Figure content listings

· · ·

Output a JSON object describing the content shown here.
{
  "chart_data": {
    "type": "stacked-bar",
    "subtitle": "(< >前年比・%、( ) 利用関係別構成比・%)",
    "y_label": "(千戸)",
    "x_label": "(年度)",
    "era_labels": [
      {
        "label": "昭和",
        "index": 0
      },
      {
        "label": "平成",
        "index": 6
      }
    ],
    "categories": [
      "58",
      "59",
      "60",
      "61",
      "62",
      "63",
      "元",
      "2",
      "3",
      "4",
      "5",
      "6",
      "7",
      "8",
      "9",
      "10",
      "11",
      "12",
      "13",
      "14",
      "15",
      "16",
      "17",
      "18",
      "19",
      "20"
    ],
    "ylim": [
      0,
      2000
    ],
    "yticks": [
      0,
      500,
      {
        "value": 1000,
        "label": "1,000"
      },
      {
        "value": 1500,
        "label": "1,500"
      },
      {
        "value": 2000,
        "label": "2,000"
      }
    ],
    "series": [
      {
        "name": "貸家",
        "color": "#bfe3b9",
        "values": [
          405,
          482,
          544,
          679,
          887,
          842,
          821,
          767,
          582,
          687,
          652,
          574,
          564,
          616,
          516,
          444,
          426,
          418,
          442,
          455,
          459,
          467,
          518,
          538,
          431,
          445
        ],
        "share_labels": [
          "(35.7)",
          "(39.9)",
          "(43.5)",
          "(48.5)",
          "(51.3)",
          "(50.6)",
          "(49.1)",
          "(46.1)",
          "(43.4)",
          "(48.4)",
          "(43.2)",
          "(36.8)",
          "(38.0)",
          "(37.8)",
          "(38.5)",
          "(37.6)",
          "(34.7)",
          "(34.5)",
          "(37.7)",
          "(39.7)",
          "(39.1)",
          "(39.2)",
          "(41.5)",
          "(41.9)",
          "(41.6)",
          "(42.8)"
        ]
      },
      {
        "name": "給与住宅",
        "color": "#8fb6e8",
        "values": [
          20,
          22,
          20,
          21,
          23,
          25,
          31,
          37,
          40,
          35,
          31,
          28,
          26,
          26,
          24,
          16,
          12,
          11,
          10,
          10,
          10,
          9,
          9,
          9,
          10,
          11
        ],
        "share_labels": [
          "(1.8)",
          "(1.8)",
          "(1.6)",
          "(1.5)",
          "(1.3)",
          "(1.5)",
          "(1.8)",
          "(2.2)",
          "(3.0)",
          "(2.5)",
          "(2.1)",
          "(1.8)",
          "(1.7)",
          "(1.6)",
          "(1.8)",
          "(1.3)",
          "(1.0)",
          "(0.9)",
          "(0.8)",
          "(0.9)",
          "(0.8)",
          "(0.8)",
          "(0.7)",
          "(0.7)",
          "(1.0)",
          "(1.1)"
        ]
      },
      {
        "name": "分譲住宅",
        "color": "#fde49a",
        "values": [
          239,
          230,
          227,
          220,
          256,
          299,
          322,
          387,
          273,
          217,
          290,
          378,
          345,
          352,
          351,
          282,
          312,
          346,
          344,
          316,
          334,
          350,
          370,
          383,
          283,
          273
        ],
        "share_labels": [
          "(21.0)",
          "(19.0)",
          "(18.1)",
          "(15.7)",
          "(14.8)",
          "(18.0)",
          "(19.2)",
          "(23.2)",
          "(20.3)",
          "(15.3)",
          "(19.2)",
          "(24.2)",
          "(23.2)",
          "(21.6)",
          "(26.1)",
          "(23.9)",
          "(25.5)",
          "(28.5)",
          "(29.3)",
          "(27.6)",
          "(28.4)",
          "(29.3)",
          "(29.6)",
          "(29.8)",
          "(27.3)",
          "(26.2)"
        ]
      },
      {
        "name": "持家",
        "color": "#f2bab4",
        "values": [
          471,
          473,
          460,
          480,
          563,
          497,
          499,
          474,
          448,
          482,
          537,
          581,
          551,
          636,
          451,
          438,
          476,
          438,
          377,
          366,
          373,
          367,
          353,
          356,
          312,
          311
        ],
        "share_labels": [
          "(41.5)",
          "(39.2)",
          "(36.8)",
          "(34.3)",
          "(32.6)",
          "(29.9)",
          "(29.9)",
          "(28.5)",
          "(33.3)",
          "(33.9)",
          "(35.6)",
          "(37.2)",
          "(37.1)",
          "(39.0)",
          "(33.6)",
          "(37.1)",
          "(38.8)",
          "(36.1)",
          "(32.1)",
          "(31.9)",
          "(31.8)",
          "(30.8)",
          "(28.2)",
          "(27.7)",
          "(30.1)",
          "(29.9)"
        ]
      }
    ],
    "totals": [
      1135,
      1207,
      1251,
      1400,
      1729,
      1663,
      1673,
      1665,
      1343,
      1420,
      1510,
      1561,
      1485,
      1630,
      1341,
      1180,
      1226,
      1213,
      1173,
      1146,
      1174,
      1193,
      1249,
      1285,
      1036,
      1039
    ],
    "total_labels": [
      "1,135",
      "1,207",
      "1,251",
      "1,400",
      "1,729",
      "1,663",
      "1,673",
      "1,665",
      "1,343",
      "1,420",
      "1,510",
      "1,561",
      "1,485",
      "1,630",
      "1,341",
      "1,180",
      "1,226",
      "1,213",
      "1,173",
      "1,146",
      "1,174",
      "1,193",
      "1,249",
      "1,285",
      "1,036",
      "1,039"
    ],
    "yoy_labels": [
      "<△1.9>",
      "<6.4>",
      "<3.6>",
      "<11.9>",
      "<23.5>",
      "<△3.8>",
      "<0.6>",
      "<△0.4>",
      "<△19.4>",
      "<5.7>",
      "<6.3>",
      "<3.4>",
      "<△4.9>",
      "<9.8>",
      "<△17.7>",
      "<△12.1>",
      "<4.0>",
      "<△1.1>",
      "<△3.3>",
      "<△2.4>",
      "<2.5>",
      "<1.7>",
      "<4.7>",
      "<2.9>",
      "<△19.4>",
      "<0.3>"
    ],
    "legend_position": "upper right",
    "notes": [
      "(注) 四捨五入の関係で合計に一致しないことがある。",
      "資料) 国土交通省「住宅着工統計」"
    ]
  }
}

· · ·

Extract the entries above verbatim.

__WRITTEN REPLY__:
Output a JSON object describing the content shown here.
{
  "chart_data": {
    "type": "stacked-bar",
    "subtitle": "(< >前年比・%、( ) 利用関係別構成比・%)",
    "y_label": "(千戸)",
    "x_label": "(年度)",
    "era_labels": [
      {
        "label": "昭和",
        "index": 0
      },
      {
        "label": "平成",
        "index": 6
      }
    ],
    "categories": [
      "58",
      "59",
      "60",
      "61",
      "62",
      "63",
      "元",
      "2",
      "3",
      "4",
      "5",
      "6",
      "7",
      "8",
      "9",
      "10",
      "11",
      "12",
      "13",
      "14",
      "15",
      "16",
      "17",
      "18",
      "19",
      "20"
    ],
    "ylim": [
      0,
      2000
    ],
    "yticks": [
      0,
      500,
      {
        "value": 1000,
        "label": "1,000"
      },
      {
        "value": 1500,
        "label": "1,500"
      },
      {
        "value": 2000,
        "label": "2,000"
      }
    ],
    "series": [
      {
        "name": "貸家",
        "color": "#bfe3b9",
        "values": [
          405,
          482,
          544,
          679,
          887,
          842,
          821,
          767,
          582,
          687,
          652,
          574,
          564,
          616,
          516,
          444,
          426,
          418,
          442,
          455,
          459,
          467,
          518,
          538,
          431,
          445
        ],
        "share_labels": [
          "(35.7)",
          "(39.9)",
          "(43.5)",
          "(48.5)",
          "(51.3)",
          "(50.6)",
          "(49.1)",
          "(46.1)",
          "(43.4)",
          "(48.4)",
          "(43.2)",
          "(36.8)",
          "(38.0)",
          "(37.8)",
          "(38.5)",
          "(37.6)",
          "(34.7)",
          "(34.5)",
          "(37.7)",
          "(39.7)",
          "(39.1)",
          "(39.2)",
          "(41.5)",
          "(41.9)",
          "(41.6)",
          "(42.8)"
        ]
      },
      {
        "name": "給与住宅",
        "color": "#8fb6e8",
        "values": [
          20,
          22,
          20,
          21,
          23,
          25,
          31,
          37,
          40,
          35,
          31,
          28,
          26,
          26,
          24,
          16,
          12,
          11,
          10,
          10,
          10,
          9,
          9,
          9,
          10,
          11
        ],
        "share_labels": [
          "(1.8)",
          "(1.8)",
          "(1.6)",
          "(1.5)",
          "(1.3)",
          "(1.5)",
          "(1.8)",
          "(2.2)",
          "(3.0)",
          "(2.5)",
          "(2.1)",
          "(1.8)",
          "(1.7)",
          "(1.6)",
          "(1.8)",
          "(1.3)",
          "(1.0)",
          "(0.9)",
          "(0.8)",
          "(0.9)",
          "(0.8)",
          "(0.8)",
          "(0.7)",
          "(0.7)",
          "(1.0)",
          "(1.1)"
        ]
      },
      {
        "name": "分譲住宅",
        "color": "#fde49a",
        "values": [
          239,
          230,
          227,
          220,
          256,
          299,
          322,
          387,
          273,
          217,
          290,
          378,
          345,
          352,
          351,
          282,
          312,
          346,
          344,
          316,
          334,
          350,
          370,
          383,
          283,
          273
        ],
        "share_labels": [
          "(21.0)",
          "(19.0)",
          "(18.1)",
          "(15.7)",
          "(14.8)",
          "(18.0)",
          "(19.2)",
          "(23.2)",
          "(20.3)",
          "(15.3)",
          "(19.2)",
          "(24.2)",
          "(23.2)",
          "(21.6)",
          "(26.1)",
          "(23.9)",
          "(25.5)",
          "(28.5)",
          "(29.3)",
          "(27.6)",
          "(28.4)",
          "(29.3)",
          "(29.6)",
          "(29.8)",
          "(27.3)",
          "(26.2)"
        ]
      },
      {
        "name": "持家",
        "color": "#f2bab4",
        "values": [
          471,
          473,
          460,
          480,
          563,
          497,
          499,
          474,
          448,
          482,
          537,
          581,
          551,
          636,
          451,
          438,
          476,
          438,
          377,
          366,
          373,
          367,
          353,
          356,
          312,
          311
        ],
        "share_labels": [
          "(41.5)",
          "(39.2)",
          "(36.8)",
          "(34.3)",
          "(32.6)",
          "(29.9)",
          "(29.9)",
          "(28.5)",
          "(33.3)",
          "(33.9)",
          "(35.6)",
          "(37.2)",
          "(37.1)",
          "(39.0)",
          "(33.6)",
          "(37.1)",
          "(38.8)",
          "(36.1)",
          "(32.1)",
          "(31.9)",
          "(31.8)",
          "(30.8)",
          "(28.2)",
          "(27.7)",
          "(30.1)",
          "(29.9)"
        ]
      }
    ],
    "totals": [
      1135,
      1207,
      1251,
      1400,
      1729,
      1663,
      1673,
      1665,
      1343,
      1420,
      1510,
      1561,
      1485,
      1630,
      1341,
      1180,
      1226,
      1213,
      1173,
      1146,
      1174,
      1193,
      1249,
      1285,
      1036,
      1039
    ],
    "total_labels": [
      "1,135",
      "1,207",
      "1,251",
      "1,400",
      "1,729",
      "1,663",
      "1,673",
      "1,665",
      "1,343",
      "1,420",
      "1,510",
      "1,561",
      "1,485",
      "1,630",
      "1,341",
      "1,180",
      "1,226",
      "1,213",
      "1,173",
      "1,146",
      "1,174",
      "1,193",
      "1,249",
      "1,285",
      "1,036",
      "1,039"
    ],
    "yoy_labels": [
      "<△1.9>",
      "<6.4>",
      "<3.6>",
      "<11.9>",
      "<23.5>",
      "<△3.8>",
      "<0.6>",
      "<△0.4>",
      "<△19.4>",
      "<5.7>",
      "<6.3>",
      "<3.4>",
      "<△4.9>",
      "<9.8>",
      "<△17.7>",
      "<△12.1>",
      "<4.0>",
      "<△1.1>",
      "<△3.3>",
      "<△2.4>",
      "<2.5>",
      "<1.7>",
      "<4.7>",
      "<2.9>",
      "<△19.4>",
      "<0.3>"
    ],
    "legend_position": "upper right",
    "notes": [
      "(注) 四捨五入の関係で合計に一致しないことがある。",
      "資料) 国土交通省「住宅着工統計」"
    ]
  }
}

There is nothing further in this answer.